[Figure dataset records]
* * * * * * *

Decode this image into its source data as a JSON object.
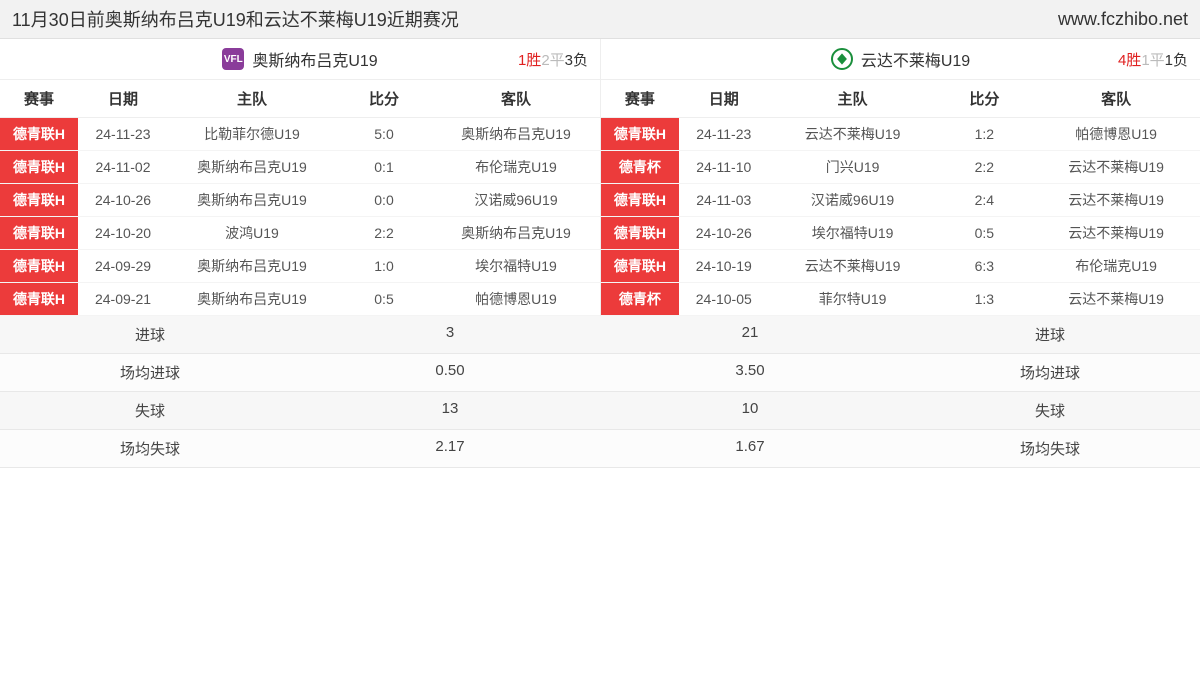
{
  "header": {
    "title": "11月30日前奥斯纳布吕克U19和云达不莱梅U19近期赛况",
    "site": "www.fczhibo.net"
  },
  "columns": [
    "赛事",
    "日期",
    "主队",
    "比分",
    "客队"
  ],
  "colors": {
    "comp_bg": "#ec3b3b",
    "comp_fg": "#ffffff",
    "win": "#e02020",
    "draw": "#bbbbbb",
    "loss": "#333333",
    "header_bg": "#f2f2f2"
  },
  "left": {
    "team": "奥斯纳布吕克U19",
    "logo_text": "VFL",
    "record": {
      "win_label": "1胜",
      "draw_label": "2平",
      "loss_label": "3负"
    },
    "matches": [
      {
        "comp": "德青联H",
        "date": "24-11-23",
        "home": "比勒菲尔德U19",
        "score": "5:0",
        "away": "奥斯纳布吕克U19"
      },
      {
        "comp": "德青联H",
        "date": "24-11-02",
        "home": "奥斯纳布吕克U19",
        "score": "0:1",
        "away": "布伦瑞克U19"
      },
      {
        "comp": "德青联H",
        "date": "24-10-26",
        "home": "奥斯纳布吕克U19",
        "score": "0:0",
        "away": "汉诺威96U19"
      },
      {
        "comp": "德青联H",
        "date": "24-10-20",
        "home": "波鸿U19",
        "score": "2:2",
        "away": "奥斯纳布吕克U19"
      },
      {
        "comp": "德青联H",
        "date": "24-09-29",
        "home": "奥斯纳布吕克U19",
        "score": "1:0",
        "away": "埃尔福特U19"
      },
      {
        "comp": "德青联H",
        "date": "24-09-21",
        "home": "奥斯纳布吕克U19",
        "score": "0:5",
        "away": "帕德博恩U19"
      }
    ],
    "stats": [
      {
        "label": "进球",
        "value": "3"
      },
      {
        "label": "场均进球",
        "value": "0.50"
      },
      {
        "label": "失球",
        "value": "13"
      },
      {
        "label": "场均失球",
        "value": "2.17"
      }
    ]
  },
  "right": {
    "team": "云达不莱梅U19",
    "record": {
      "win_label": "4胜",
      "draw_label": "1平",
      "loss_label": "1负"
    },
    "matches": [
      {
        "comp": "德青联H",
        "date": "24-11-23",
        "home": "云达不莱梅U19",
        "score": "1:2",
        "away": "帕德博恩U19"
      },
      {
        "comp": "德青杯",
        "date": "24-11-10",
        "home": "门兴U19",
        "score": "2:2",
        "away": "云达不莱梅U19"
      },
      {
        "comp": "德青联H",
        "date": "24-11-03",
        "home": "汉诺威96U19",
        "score": "2:4",
        "away": "云达不莱梅U19"
      },
      {
        "comp": "德青联H",
        "date": "24-10-26",
        "home": "埃尔福特U19",
        "score": "0:5",
        "away": "云达不莱梅U19"
      },
      {
        "comp": "德青联H",
        "date": "24-10-19",
        "home": "云达不莱梅U19",
        "score": "6:3",
        "away": "布伦瑞克U19"
      },
      {
        "comp": "德青杯",
        "date": "24-10-05",
        "home": "菲尔特U19",
        "score": "1:3",
        "away": "云达不莱梅U19"
      }
    ],
    "stats": [
      {
        "value": "21",
        "label": "进球"
      },
      {
        "value": "3.50",
        "label": "场均进球"
      },
      {
        "value": "10",
        "label": "失球"
      },
      {
        "value": "1.67",
        "label": "场均失球"
      }
    ]
  }
}
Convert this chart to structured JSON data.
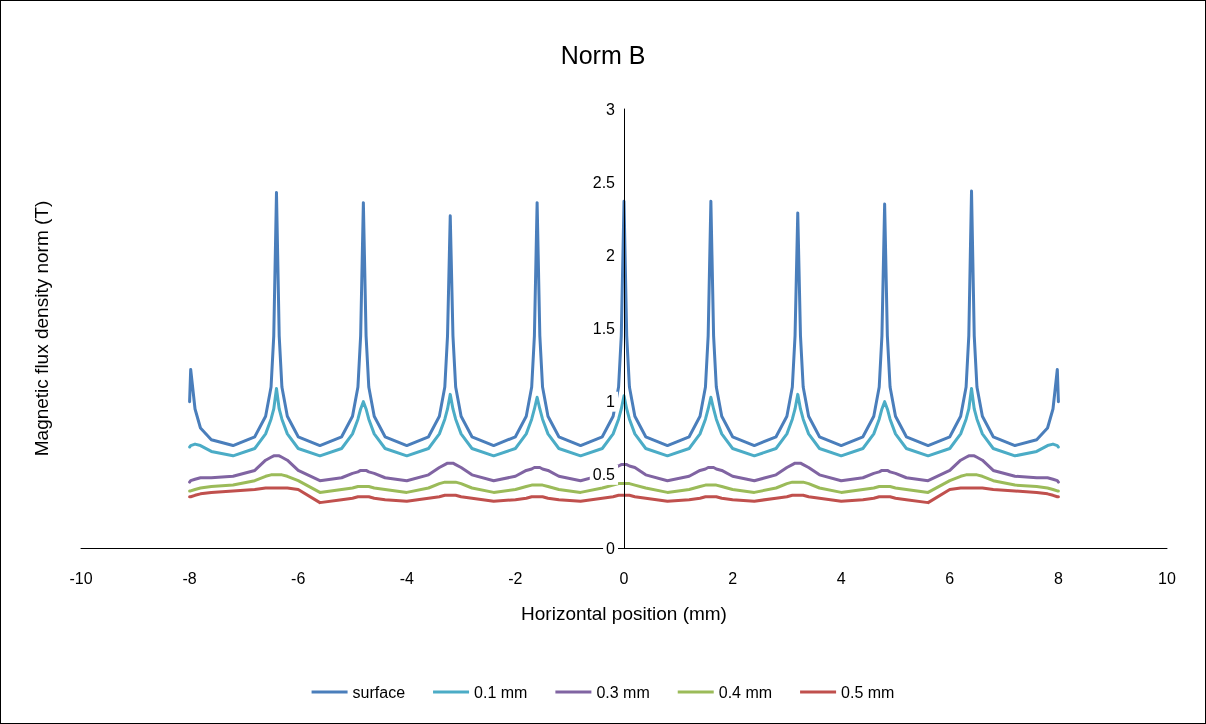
{
  "chart_data": {
    "type": "line",
    "title": "Norm B",
    "xlabel": "Horizontal position (mm)",
    "ylabel": "Magnetic flux density norm (T)",
    "x": [
      -8,
      -7.98,
      -7.9,
      -7.8,
      -7.6,
      -7.2,
      -6.8,
      -6.6,
      -6.5,
      -6.45,
      -6.4,
      -6.35,
      -6.3,
      -6.2,
      -6.0,
      -5.6,
      -5.2,
      -5.0,
      -4.9,
      -4.85,
      -4.8,
      -4.75,
      -4.7,
      -4.6,
      -4.4,
      -4.0,
      -3.6,
      -3.4,
      -3.3,
      -3.25,
      -3.2,
      -3.15,
      -3.1,
      -3.0,
      -2.8,
      -2.4,
      -2.0,
      -1.8,
      -1.7,
      -1.65,
      -1.6,
      -1.55,
      -1.5,
      -1.4,
      -1.2,
      -0.8,
      -0.4,
      -0.2,
      -0.1,
      -0.05,
      0,
      0.05,
      0.1,
      0.2,
      0.4,
      0.8,
      1.2,
      1.4,
      1.5,
      1.55,
      1.6,
      1.65,
      1.7,
      1.8,
      2.0,
      2.4,
      2.8,
      3.0,
      3.1,
      3.15,
      3.2,
      3.25,
      3.3,
      3.4,
      3.6,
      4.0,
      4.4,
      4.6,
      4.7,
      4.75,
      4.8,
      4.85,
      4.9,
      5.0,
      5.2,
      5.6,
      6.0,
      6.2,
      6.3,
      6.35,
      6.4,
      6.45,
      6.5,
      6.6,
      6.8,
      7.2,
      7.6,
      7.8,
      7.9,
      7.98,
      8
    ],
    "series": [
      {
        "name": "surface",
        "color": "#4a7ebb",
        "values": [
          1.0,
          1.22,
          0.95,
          0.82,
          0.74,
          0.7,
          0.76,
          0.9,
          1.1,
          1.45,
          2.43,
          1.45,
          1.1,
          0.9,
          0.76,
          0.7,
          0.76,
          0.9,
          1.1,
          1.45,
          2.36,
          1.45,
          1.1,
          0.9,
          0.76,
          0.7,
          0.76,
          0.9,
          1.1,
          1.45,
          2.27,
          1.45,
          1.1,
          0.9,
          0.76,
          0.7,
          0.76,
          0.9,
          1.1,
          1.45,
          2.36,
          1.45,
          1.1,
          0.9,
          0.76,
          0.7,
          0.76,
          0.9,
          1.1,
          1.45,
          2.37,
          1.45,
          1.1,
          0.9,
          0.76,
          0.7,
          0.76,
          0.9,
          1.1,
          1.45,
          2.37,
          1.45,
          1.1,
          0.9,
          0.76,
          0.7,
          0.76,
          0.9,
          1.1,
          1.45,
          2.29,
          1.45,
          1.1,
          0.9,
          0.76,
          0.7,
          0.76,
          0.9,
          1.1,
          1.45,
          2.35,
          1.45,
          1.1,
          0.9,
          0.76,
          0.7,
          0.76,
          0.9,
          1.1,
          1.45,
          2.44,
          1.45,
          1.1,
          0.9,
          0.76,
          0.7,
          0.74,
          0.82,
          0.95,
          1.22,
          1.0
        ]
      },
      {
        "name": "0.1 mm",
        "color": "#4bacc6",
        "values": [
          0.69,
          0.7,
          0.71,
          0.7,
          0.66,
          0.63,
          0.68,
          0.78,
          0.88,
          0.95,
          1.09,
          0.95,
          0.88,
          0.78,
          0.68,
          0.63,
          0.68,
          0.78,
          0.88,
          0.95,
          1.0,
          0.95,
          0.88,
          0.78,
          0.68,
          0.63,
          0.68,
          0.78,
          0.88,
          0.95,
          1.05,
          0.95,
          0.88,
          0.78,
          0.68,
          0.63,
          0.68,
          0.78,
          0.88,
          0.95,
          1.03,
          0.95,
          0.88,
          0.78,
          0.68,
          0.63,
          0.68,
          0.78,
          0.88,
          0.95,
          1.04,
          0.95,
          0.88,
          0.78,
          0.68,
          0.63,
          0.68,
          0.78,
          0.88,
          0.95,
          1.03,
          0.95,
          0.88,
          0.78,
          0.68,
          0.63,
          0.68,
          0.78,
          0.88,
          0.95,
          1.05,
          0.95,
          0.88,
          0.78,
          0.68,
          0.63,
          0.68,
          0.78,
          0.88,
          0.95,
          1.0,
          0.95,
          0.88,
          0.78,
          0.68,
          0.63,
          0.68,
          0.78,
          0.88,
          0.95,
          1.09,
          0.95,
          0.88,
          0.78,
          0.68,
          0.63,
          0.66,
          0.7,
          0.71,
          0.7,
          0.69
        ]
      },
      {
        "name": "0.3 mm",
        "color": "#8064a2",
        "values": [
          0.45,
          0.46,
          0.47,
          0.48,
          0.48,
          0.49,
          0.53,
          0.6,
          0.62,
          0.63,
          0.63,
          0.63,
          0.62,
          0.6,
          0.53,
          0.46,
          0.48,
          0.51,
          0.52,
          0.53,
          0.53,
          0.53,
          0.52,
          0.51,
          0.48,
          0.46,
          0.5,
          0.55,
          0.57,
          0.58,
          0.58,
          0.58,
          0.57,
          0.55,
          0.5,
          0.46,
          0.49,
          0.53,
          0.54,
          0.55,
          0.55,
          0.55,
          0.54,
          0.53,
          0.49,
          0.46,
          0.5,
          0.55,
          0.56,
          0.57,
          0.57,
          0.57,
          0.56,
          0.55,
          0.5,
          0.46,
          0.49,
          0.53,
          0.54,
          0.55,
          0.55,
          0.55,
          0.54,
          0.53,
          0.49,
          0.46,
          0.5,
          0.55,
          0.57,
          0.58,
          0.58,
          0.58,
          0.57,
          0.55,
          0.5,
          0.46,
          0.48,
          0.51,
          0.52,
          0.53,
          0.53,
          0.53,
          0.52,
          0.51,
          0.48,
          0.46,
          0.53,
          0.6,
          0.62,
          0.63,
          0.63,
          0.63,
          0.62,
          0.6,
          0.53,
          0.49,
          0.48,
          0.48,
          0.47,
          0.46,
          0.45
        ]
      },
      {
        "name": "0.4 mm",
        "color": "#9bbb59",
        "values": [
          0.39,
          0.39,
          0.4,
          0.41,
          0.42,
          0.43,
          0.46,
          0.49,
          0.5,
          0.5,
          0.5,
          0.5,
          0.5,
          0.49,
          0.46,
          0.38,
          0.4,
          0.41,
          0.42,
          0.42,
          0.42,
          0.42,
          0.42,
          0.41,
          0.4,
          0.38,
          0.41,
          0.44,
          0.45,
          0.45,
          0.45,
          0.45,
          0.45,
          0.44,
          0.41,
          0.38,
          0.4,
          0.42,
          0.43,
          0.43,
          0.43,
          0.43,
          0.43,
          0.42,
          0.4,
          0.38,
          0.41,
          0.43,
          0.44,
          0.44,
          0.44,
          0.44,
          0.44,
          0.43,
          0.41,
          0.38,
          0.4,
          0.42,
          0.43,
          0.43,
          0.43,
          0.43,
          0.43,
          0.42,
          0.4,
          0.38,
          0.41,
          0.44,
          0.45,
          0.45,
          0.45,
          0.45,
          0.45,
          0.44,
          0.41,
          0.38,
          0.4,
          0.41,
          0.42,
          0.42,
          0.42,
          0.42,
          0.42,
          0.41,
          0.4,
          0.38,
          0.46,
          0.49,
          0.5,
          0.5,
          0.5,
          0.5,
          0.5,
          0.49,
          0.46,
          0.43,
          0.42,
          0.41,
          0.4,
          0.39,
          0.39
        ]
      },
      {
        "name": "0.5 mm",
        "color": "#c0504d",
        "values": [
          0.35,
          0.35,
          0.36,
          0.37,
          0.38,
          0.39,
          0.4,
          0.41,
          0.41,
          0.41,
          0.41,
          0.41,
          0.41,
          0.41,
          0.4,
          0.31,
          0.33,
          0.34,
          0.35,
          0.35,
          0.35,
          0.35,
          0.35,
          0.34,
          0.33,
          0.32,
          0.34,
          0.35,
          0.36,
          0.36,
          0.36,
          0.36,
          0.36,
          0.35,
          0.34,
          0.32,
          0.33,
          0.34,
          0.35,
          0.35,
          0.35,
          0.35,
          0.35,
          0.34,
          0.33,
          0.32,
          0.34,
          0.35,
          0.36,
          0.36,
          0.36,
          0.36,
          0.36,
          0.35,
          0.34,
          0.32,
          0.33,
          0.34,
          0.35,
          0.35,
          0.35,
          0.35,
          0.35,
          0.34,
          0.33,
          0.32,
          0.34,
          0.35,
          0.36,
          0.36,
          0.36,
          0.36,
          0.36,
          0.35,
          0.34,
          0.32,
          0.33,
          0.34,
          0.35,
          0.35,
          0.35,
          0.35,
          0.35,
          0.34,
          0.33,
          0.31,
          0.4,
          0.41,
          0.41,
          0.41,
          0.41,
          0.41,
          0.41,
          0.41,
          0.4,
          0.39,
          0.38,
          0.37,
          0.36,
          0.35,
          0.35
        ]
      }
    ],
    "xlim": [
      -10,
      10
    ],
    "xticks": [
      -10,
      -8,
      -6,
      -4,
      -2,
      0,
      2,
      4,
      6,
      8,
      10
    ],
    "ylim": [
      0,
      3
    ],
    "yticks": [
      0,
      0.5,
      1,
      1.5,
      2,
      2.5,
      3
    ],
    "grid": false,
    "legend": "bottom",
    "marker": "none",
    "line_style": "solid"
  }
}
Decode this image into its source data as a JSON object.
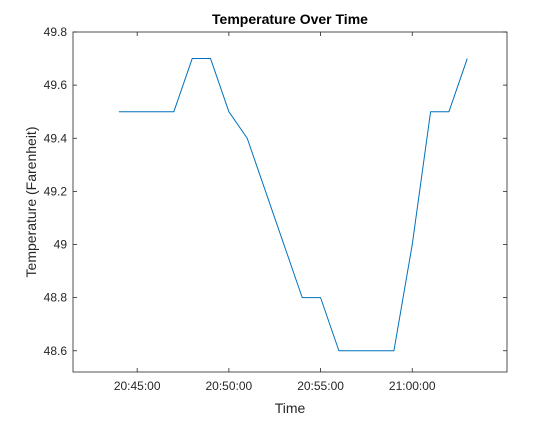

* * * * * * *

Every line in the data that holds "score" should be copied out.

Solution below:
        "score": "5:0",
        "score": "0:1",
        "score": "0:0",
        "score": "2:2",
        "score": "1:0",
        "score": "0:5",
        "score": "1:2",
        "score": "2:2",
        "score": "2:4",
        "score": "0:5",
        "score": "6:3",
        "score": "1:3",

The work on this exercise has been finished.